AIM OF THE TASK | The entries below are to be returned exactly. Include all of them.

Top of INPUT FOR THIS TASK

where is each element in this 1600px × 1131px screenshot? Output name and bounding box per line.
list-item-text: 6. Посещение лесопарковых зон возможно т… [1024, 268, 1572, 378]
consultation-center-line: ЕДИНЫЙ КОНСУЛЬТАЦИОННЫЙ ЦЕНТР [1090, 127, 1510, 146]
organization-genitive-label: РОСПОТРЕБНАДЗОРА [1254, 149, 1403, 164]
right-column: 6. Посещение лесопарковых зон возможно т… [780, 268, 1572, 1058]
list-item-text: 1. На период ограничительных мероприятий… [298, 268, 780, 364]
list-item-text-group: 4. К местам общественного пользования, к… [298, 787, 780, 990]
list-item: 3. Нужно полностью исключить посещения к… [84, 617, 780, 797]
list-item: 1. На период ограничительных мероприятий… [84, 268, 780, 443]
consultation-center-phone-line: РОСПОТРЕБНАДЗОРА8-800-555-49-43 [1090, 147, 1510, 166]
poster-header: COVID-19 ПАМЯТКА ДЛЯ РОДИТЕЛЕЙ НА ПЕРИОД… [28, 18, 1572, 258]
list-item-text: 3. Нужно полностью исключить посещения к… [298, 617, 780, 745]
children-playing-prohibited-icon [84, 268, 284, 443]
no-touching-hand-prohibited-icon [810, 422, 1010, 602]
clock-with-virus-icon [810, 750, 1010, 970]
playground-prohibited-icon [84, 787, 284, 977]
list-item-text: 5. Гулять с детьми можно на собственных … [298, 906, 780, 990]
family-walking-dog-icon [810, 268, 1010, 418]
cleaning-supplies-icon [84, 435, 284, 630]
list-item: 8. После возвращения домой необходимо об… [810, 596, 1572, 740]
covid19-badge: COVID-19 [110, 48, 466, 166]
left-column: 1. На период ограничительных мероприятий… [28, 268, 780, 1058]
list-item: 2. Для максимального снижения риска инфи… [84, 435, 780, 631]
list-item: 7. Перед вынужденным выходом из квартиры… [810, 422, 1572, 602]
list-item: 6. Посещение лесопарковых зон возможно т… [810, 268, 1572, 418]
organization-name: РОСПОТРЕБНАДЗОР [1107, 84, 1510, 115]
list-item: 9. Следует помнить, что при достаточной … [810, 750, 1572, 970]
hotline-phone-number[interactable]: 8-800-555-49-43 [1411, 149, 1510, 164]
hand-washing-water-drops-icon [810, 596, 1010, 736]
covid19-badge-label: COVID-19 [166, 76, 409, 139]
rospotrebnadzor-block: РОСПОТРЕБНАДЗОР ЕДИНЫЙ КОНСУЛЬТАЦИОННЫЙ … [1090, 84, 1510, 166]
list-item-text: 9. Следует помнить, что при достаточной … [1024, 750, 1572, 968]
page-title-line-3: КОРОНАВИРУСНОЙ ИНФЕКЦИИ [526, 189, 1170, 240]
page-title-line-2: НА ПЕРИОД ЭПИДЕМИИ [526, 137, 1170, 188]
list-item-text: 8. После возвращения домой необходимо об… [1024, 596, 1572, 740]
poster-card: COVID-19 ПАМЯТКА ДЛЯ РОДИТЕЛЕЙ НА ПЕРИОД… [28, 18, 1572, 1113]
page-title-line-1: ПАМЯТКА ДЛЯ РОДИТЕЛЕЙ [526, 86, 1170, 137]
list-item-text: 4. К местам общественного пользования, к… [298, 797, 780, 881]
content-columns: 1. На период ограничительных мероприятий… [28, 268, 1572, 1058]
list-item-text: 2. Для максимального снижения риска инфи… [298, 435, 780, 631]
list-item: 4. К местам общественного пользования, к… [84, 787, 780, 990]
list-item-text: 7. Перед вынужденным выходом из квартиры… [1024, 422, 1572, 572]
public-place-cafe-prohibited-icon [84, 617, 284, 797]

Bottom of INPUT FOR THIS TASK

EXERCISE OUTPUT |
where is each element in this 1600px × 1131px screenshot? Output name and bounding box per line.
list-item-text: 6. Посещение лесопарковых зон возможно т… [1024, 268, 1572, 378]
consultation-center-line: ЕДИНЫЙ КОНСУЛЬТАЦИОННЫЙ ЦЕНТР [1090, 127, 1510, 146]
organization-genitive-label: РОСПОТРЕБНАДЗОРА [1254, 149, 1403, 164]
right-column: 6. Посещение лесопарковых зон возможно т… [780, 268, 1572, 1058]
list-item-text: 1. На период ограничительных мероприятий… [298, 268, 780, 364]
list-item-text-group: 4. К местам общественного пользования, к… [298, 787, 780, 990]
list-item: 3. Нужно полностью исключить посещения к… [84, 617, 780, 797]
list-item: 1. На период ограничительных мероприятий… [84, 268, 780, 443]
consultation-center-phone-line: РОСПОТРЕБНАДЗОРА8-800-555-49-43 [1090, 147, 1510, 166]
poster-header: COVID-19 ПАМЯТКА ДЛЯ РОДИТЕЛЕЙ НА ПЕРИОД… [28, 18, 1572, 258]
list-item-text: 3. Нужно полностью исключить посещения к… [298, 617, 780, 745]
children-playing-prohibited-icon [84, 268, 284, 443]
no-touching-hand-prohibited-icon [810, 422, 1010, 602]
clock-with-virus-icon [810, 750, 1010, 970]
playground-prohibited-icon [84, 787, 284, 977]
list-item-text: 5. Гулять с детьми можно на собственных … [298, 906, 780, 990]
family-walking-dog-icon [810, 268, 1010, 418]
cleaning-supplies-icon [84, 435, 284, 630]
list-item: 8. После возвращения домой необходимо об… [810, 596, 1572, 740]
covid19-badge: COVID-19 [110, 48, 466, 166]
left-column: 1. На период ограничительных мероприятий… [28, 268, 780, 1058]
list-item: 2. Для максимального снижения риска инфи… [84, 435, 780, 631]
list-item: 7. Перед вынужденным выходом из квартиры… [810, 422, 1572, 602]
list-item: 6. Посещение лесопарковых зон возможно т… [810, 268, 1572, 418]
organization-name: РОСПОТРЕБНАДЗОР [1107, 84, 1510, 115]
list-item: 9. Следует помнить, что при достаточной … [810, 750, 1572, 970]
hotline-phone-number[interactable]: 8-800-555-49-43 [1411, 149, 1510, 164]
hand-washing-water-drops-icon [810, 596, 1010, 736]
covid19-badge-label: COVID-19 [166, 76, 409, 139]
rospotrebnadzor-block: РОСПОТРЕБНАДЗОР ЕДИНЫЙ КОНСУЛЬТАЦИОННЫЙ … [1090, 84, 1510, 166]
list-item-text: 9. Следует помнить, что при достаточной … [1024, 750, 1572, 968]
page-title-line-3: КОРОНАВИРУСНОЙ ИНФЕКЦИИ [526, 189, 1170, 240]
page-title-line-2: НА ПЕРИОД ЭПИДЕМИИ [526, 137, 1170, 188]
list-item-text: 8. После возвращения домой необходимо об… [1024, 596, 1572, 740]
poster-card: COVID-19 ПАМЯТКА ДЛЯ РОДИТЕЛЕЙ НА ПЕРИОД… [28, 18, 1572, 1113]
page-title-line-1: ПАМЯТКА ДЛЯ РОДИТЕЛЕЙ [526, 86, 1170, 137]
list-item-text: 4. К местам общественного пользования, к… [298, 797, 780, 881]
content-columns: 1. На период ограничительных мероприятий… [28, 268, 1572, 1058]
list-item-text: 2. Для максимального снижения риска инфи… [298, 435, 780, 631]
list-item: 4. К местам общественного пользования, к… [84, 787, 780, 990]
list-item-text: 7. Перед вынужденным выходом из квартиры… [1024, 422, 1572, 572]
public-place-cafe-prohibited-icon [84, 617, 284, 797]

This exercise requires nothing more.